====== Provided data

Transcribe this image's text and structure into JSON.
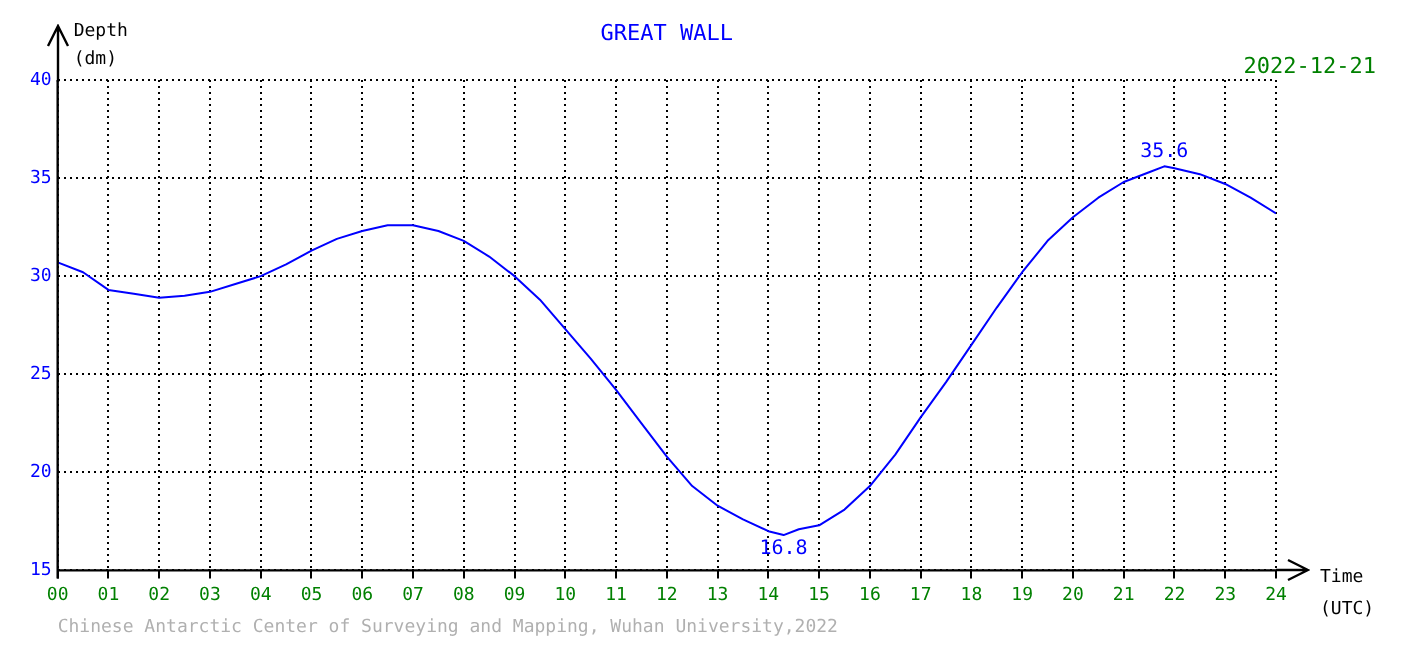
{
  "chart_data": {
    "type": "line",
    "title": "GREAT WALL",
    "xlabel": "Time (UTC)",
    "ylabel": "Depth (dm)",
    "x": [
      0,
      0.5,
      1,
      1.5,
      2,
      2.5,
      3,
      3.5,
      4,
      4.5,
      5,
      5.5,
      6,
      6.5,
      7,
      7.5,
      8,
      8.5,
      9,
      9.5,
      10,
      10.5,
      11,
      11.5,
      12,
      12.5,
      13,
      13.5,
      14,
      14.3,
      14.6,
      15,
      15.5,
      16,
      16.5,
      17,
      17.5,
      18,
      18.5,
      19,
      19.5,
      20,
      20.5,
      21,
      21.5,
      21.8,
      22,
      22.5,
      23,
      23.5,
      24
    ],
    "series": [
      {
        "color": "#0000ff",
        "values": [
          30.7,
          30.2,
          29.3,
          29.1,
          28.9,
          29.0,
          29.2,
          29.6,
          30.0,
          30.6,
          31.3,
          31.9,
          32.3,
          32.6,
          32.6,
          32.3,
          31.8,
          31.0,
          30.0,
          28.8,
          27.3,
          25.8,
          24.2,
          22.5,
          20.8,
          19.3,
          18.3,
          17.6,
          17.0,
          16.8,
          17.1,
          17.3,
          18.1,
          19.3,
          20.9,
          22.8,
          24.6,
          26.5,
          28.4,
          30.2,
          31.8,
          33.0,
          34.0,
          34.8,
          35.3,
          35.6,
          35.5,
          35.2,
          34.7,
          34.0,
          33.2
        ]
      }
    ],
    "xlim": [
      0,
      24
    ],
    "xticks": [
      {
        "value": 0,
        "label": "00"
      },
      {
        "value": 1,
        "label": "01"
      },
      {
        "value": 2,
        "label": "02"
      },
      {
        "value": 3,
        "label": "03"
      },
      {
        "value": 4,
        "label": "04"
      },
      {
        "value": 5,
        "label": "05"
      },
      {
        "value": 6,
        "label": "06"
      },
      {
        "value": 7,
        "label": "07"
      },
      {
        "value": 8,
        "label": "08"
      },
      {
        "value": 9,
        "label": "09"
      },
      10,
      11,
      12,
      13,
      14,
      15,
      16,
      17,
      18,
      19,
      20,
      21,
      22,
      23,
      24
    ],
    "ylim": [
      15,
      40
    ],
    "yticks": [
      15,
      20,
      25,
      30,
      35,
      40
    ],
    "grid": true,
    "legend": false,
    "marker": "none",
    "line_style": "solid",
    "annotations": [
      {
        "text": "35.6",
        "x": 21.8,
        "y": 35.6
      },
      {
        "text": "16.8",
        "x": 14.3,
        "y": 16.8
      },
      "2022-12-21",
      "Chinese Antarctic Center of Surveying and Mapping, Wuhan University,2022"
    ]
  }
}
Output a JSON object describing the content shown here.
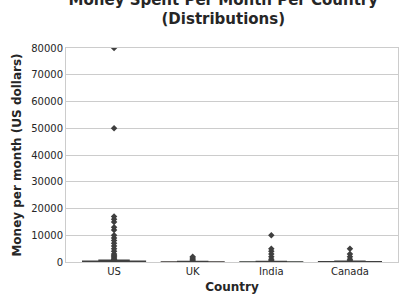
{
  "chart_data": {
    "type": "box",
    "title": "Money Spent Per Month Per Country\n(Distributions)",
    "x_label": "Country",
    "y_label": "Money per month (US dollars)",
    "categories": [
      "US",
      "UK",
      "India",
      "Canada"
    ],
    "colors": [
      "#5975a4",
      "#cc8963",
      "#5f9e6e",
      "#b55d60"
    ],
    "lower_fence": [
      0,
      0,
      0,
      0
    ],
    "q1": [
      0,
      0,
      0,
      0
    ],
    "median": [
      50,
      20,
      20,
      30
    ],
    "q3": [
      300,
      100,
      100,
      150
    ],
    "upper_fence": [
      700,
      250,
      200,
      350
    ],
    "outliers": [
      [
        800,
        1000,
        1500,
        2000,
        2500,
        3000,
        4000,
        5000,
        6000,
        7000,
        8000,
        9000,
        10000,
        12000,
        13000,
        15000,
        16000,
        17000,
        50000,
        80000
      ],
      [
        500,
        1000,
        1500,
        2000
      ],
      [
        500,
        1000,
        2000,
        3000,
        4000,
        5000,
        10000
      ],
      [
        500,
        1000,
        2000,
        3000,
        5000
      ]
    ],
    "marker": "diamond",
    "ylim": [
      0,
      80000
    ],
    "yticks": [
      0,
      10000,
      20000,
      30000,
      40000,
      50000,
      60000,
      70000,
      80000
    ],
    "grid": true
  }
}
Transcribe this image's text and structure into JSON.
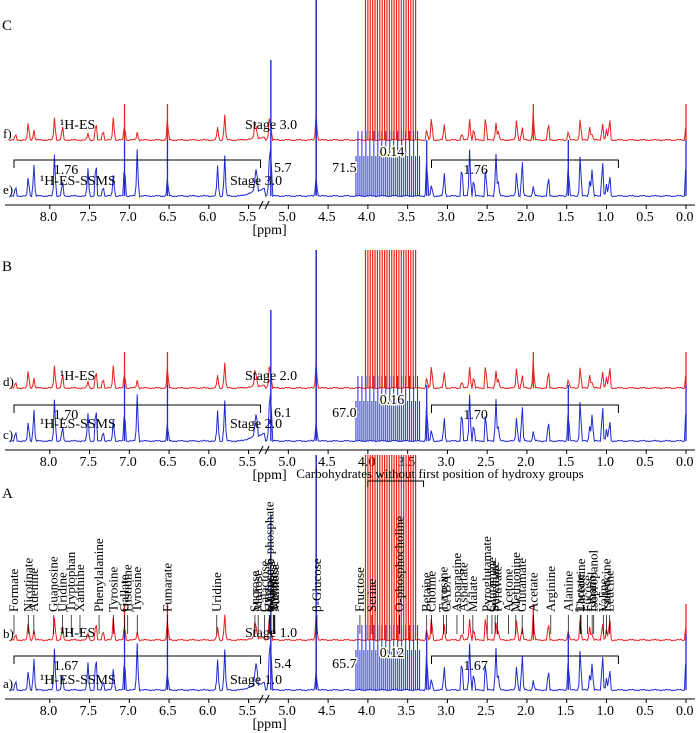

============

* **What you need to do**
Pull every line containing "Country" out of the data above.

* **Expected answer**
    "title": "Money Spent Per Month Per Country\n(Distributions)",
    "x_label": "Country",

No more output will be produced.